--- Exercise input ---
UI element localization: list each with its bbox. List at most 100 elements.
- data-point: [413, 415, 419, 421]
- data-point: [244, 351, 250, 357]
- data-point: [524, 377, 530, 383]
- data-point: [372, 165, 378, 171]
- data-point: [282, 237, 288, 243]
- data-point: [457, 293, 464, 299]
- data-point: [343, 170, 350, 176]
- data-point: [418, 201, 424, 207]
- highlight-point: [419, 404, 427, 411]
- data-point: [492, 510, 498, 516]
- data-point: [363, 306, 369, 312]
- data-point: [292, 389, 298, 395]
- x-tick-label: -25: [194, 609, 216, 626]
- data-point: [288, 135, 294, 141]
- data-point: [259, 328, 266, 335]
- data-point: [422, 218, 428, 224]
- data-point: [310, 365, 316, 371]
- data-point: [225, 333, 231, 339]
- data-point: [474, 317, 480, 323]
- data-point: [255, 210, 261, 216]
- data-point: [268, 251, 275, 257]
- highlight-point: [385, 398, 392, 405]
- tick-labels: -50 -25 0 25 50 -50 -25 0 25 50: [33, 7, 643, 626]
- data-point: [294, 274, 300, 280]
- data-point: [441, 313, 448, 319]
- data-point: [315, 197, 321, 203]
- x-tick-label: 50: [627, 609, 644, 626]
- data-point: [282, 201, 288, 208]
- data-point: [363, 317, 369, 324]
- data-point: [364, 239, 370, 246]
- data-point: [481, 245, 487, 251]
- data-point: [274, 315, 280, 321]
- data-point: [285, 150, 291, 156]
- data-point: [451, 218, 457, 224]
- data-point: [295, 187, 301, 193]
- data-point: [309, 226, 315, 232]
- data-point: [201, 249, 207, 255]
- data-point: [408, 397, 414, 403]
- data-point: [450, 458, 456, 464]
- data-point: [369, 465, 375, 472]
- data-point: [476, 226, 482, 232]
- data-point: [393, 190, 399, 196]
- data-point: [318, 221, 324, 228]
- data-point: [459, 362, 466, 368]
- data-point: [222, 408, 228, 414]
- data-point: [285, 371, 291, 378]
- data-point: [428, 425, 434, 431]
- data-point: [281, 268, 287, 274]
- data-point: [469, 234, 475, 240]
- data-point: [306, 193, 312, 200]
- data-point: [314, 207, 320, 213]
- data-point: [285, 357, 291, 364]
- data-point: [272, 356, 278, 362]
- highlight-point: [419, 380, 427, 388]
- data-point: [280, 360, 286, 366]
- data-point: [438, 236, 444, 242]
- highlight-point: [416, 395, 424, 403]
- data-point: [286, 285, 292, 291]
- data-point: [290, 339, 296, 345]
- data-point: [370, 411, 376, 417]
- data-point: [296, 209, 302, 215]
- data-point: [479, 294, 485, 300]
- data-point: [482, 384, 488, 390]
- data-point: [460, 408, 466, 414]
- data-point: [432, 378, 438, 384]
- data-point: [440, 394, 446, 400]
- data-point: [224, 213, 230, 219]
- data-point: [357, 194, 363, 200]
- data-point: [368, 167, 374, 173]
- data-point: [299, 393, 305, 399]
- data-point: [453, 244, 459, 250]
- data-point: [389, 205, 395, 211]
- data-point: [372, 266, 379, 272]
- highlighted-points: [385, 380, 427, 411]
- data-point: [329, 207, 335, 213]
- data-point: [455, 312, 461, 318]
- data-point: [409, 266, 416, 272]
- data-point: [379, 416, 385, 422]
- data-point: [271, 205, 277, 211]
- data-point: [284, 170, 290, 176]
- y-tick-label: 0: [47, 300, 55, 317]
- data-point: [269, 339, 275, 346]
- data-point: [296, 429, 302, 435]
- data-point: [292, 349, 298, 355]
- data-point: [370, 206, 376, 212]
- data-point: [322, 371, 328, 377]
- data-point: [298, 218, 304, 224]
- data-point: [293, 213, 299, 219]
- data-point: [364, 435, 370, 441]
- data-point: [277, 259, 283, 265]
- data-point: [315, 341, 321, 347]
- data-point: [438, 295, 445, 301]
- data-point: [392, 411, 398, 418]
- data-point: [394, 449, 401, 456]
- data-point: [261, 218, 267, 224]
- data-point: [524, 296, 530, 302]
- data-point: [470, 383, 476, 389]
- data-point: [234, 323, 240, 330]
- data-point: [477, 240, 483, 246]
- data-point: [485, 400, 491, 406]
---
Work to complete – Copy every record above line for line, changing nothing.

The result –
UI element localization: list each with its bbox. List at most 100 elements.
- data-point: [413, 415, 419, 421]
- data-point: [244, 351, 250, 357]
- data-point: [524, 377, 530, 383]
- data-point: [372, 165, 378, 171]
- data-point: [282, 237, 288, 243]
- data-point: [457, 293, 464, 299]
- data-point: [343, 170, 350, 176]
- data-point: [418, 201, 424, 207]
- highlight-point: [419, 404, 427, 411]
- data-point: [492, 510, 498, 516]
- data-point: [363, 306, 369, 312]
- data-point: [292, 389, 298, 395]
- x-tick-label: -25: [194, 609, 216, 626]
- data-point: [288, 135, 294, 141]
- data-point: [259, 328, 266, 335]
- data-point: [422, 218, 428, 224]
- data-point: [310, 365, 316, 371]
- data-point: [225, 333, 231, 339]
- data-point: [474, 317, 480, 323]
- data-point: [255, 210, 261, 216]
- data-point: [268, 251, 275, 257]
- highlight-point: [385, 398, 392, 405]
- tick-labels: -50 -25 0 25 50 -50 -25 0 25 50: [33, 7, 643, 626]
- data-point: [294, 274, 300, 280]
- data-point: [441, 313, 448, 319]
- data-point: [315, 197, 321, 203]
- x-tick-label: 50: [627, 609, 644, 626]
- data-point: [282, 201, 288, 208]
- data-point: [363, 317, 369, 324]
- data-point: [364, 239, 370, 246]
- data-point: [481, 245, 487, 251]
- data-point: [274, 315, 280, 321]
- data-point: [285, 150, 291, 156]
- data-point: [451, 218, 457, 224]
- data-point: [295, 187, 301, 193]
- data-point: [309, 226, 315, 232]
- data-point: [201, 249, 207, 255]
- data-point: [408, 397, 414, 403]
- data-point: [450, 458, 456, 464]
- data-point: [369, 465, 375, 472]
- data-point: [476, 226, 482, 232]
- data-point: [393, 190, 399, 196]
- data-point: [318, 221, 324, 228]
- data-point: [459, 362, 466, 368]
- data-point: [222, 408, 228, 414]
- data-point: [285, 371, 291, 378]
- data-point: [428, 425, 434, 431]
- data-point: [281, 268, 287, 274]
- data-point: [469, 234, 475, 240]
- data-point: [306, 193, 312, 200]
- data-point: [314, 207, 320, 213]
- data-point: [285, 357, 291, 364]
- data-point: [272, 356, 278, 362]
- highlight-point: [419, 380, 427, 388]
- data-point: [280, 360, 286, 366]
- data-point: [438, 236, 444, 242]
- highlight-point: [416, 395, 424, 403]
- data-point: [286, 285, 292, 291]
- data-point: [290, 339, 296, 345]
- data-point: [370, 411, 376, 417]
- data-point: [296, 209, 302, 215]
- data-point: [479, 294, 485, 300]
- data-point: [482, 384, 488, 390]
- data-point: [460, 408, 466, 414]
- data-point: [432, 378, 438, 384]
- data-point: [440, 394, 446, 400]
- data-point: [224, 213, 230, 219]
- data-point: [357, 194, 363, 200]
- data-point: [368, 167, 374, 173]
- data-point: [299, 393, 305, 399]
- data-point: [453, 244, 459, 250]
- data-point: [389, 205, 395, 211]
- data-point: [372, 266, 379, 272]
- highlighted-points: [385, 380, 427, 411]
- data-point: [329, 207, 335, 213]
- data-point: [455, 312, 461, 318]
- data-point: [409, 266, 416, 272]
- data-point: [379, 416, 385, 422]
- data-point: [271, 205, 277, 211]
- data-point: [284, 170, 290, 176]
- y-tick-label: 0: [47, 300, 55, 317]
- data-point: [269, 339, 275, 346]
- data-point: [296, 429, 302, 435]
- data-point: [292, 349, 298, 355]
- data-point: [370, 206, 376, 212]
- data-point: [322, 371, 328, 377]
- data-point: [298, 218, 304, 224]
- data-point: [293, 213, 299, 219]
- data-point: [364, 435, 370, 441]
- data-point: [277, 259, 283, 265]
- data-point: [315, 341, 321, 347]
- data-point: [438, 295, 445, 301]
- data-point: [392, 411, 398, 418]
- data-point: [394, 449, 401, 456]
- data-point: [261, 218, 267, 224]
- data-point: [524, 296, 530, 302]
- data-point: [470, 383, 476, 389]
- data-point: [234, 323, 240, 330]
- data-point: [477, 240, 483, 246]
- data-point: [485, 400, 491, 406]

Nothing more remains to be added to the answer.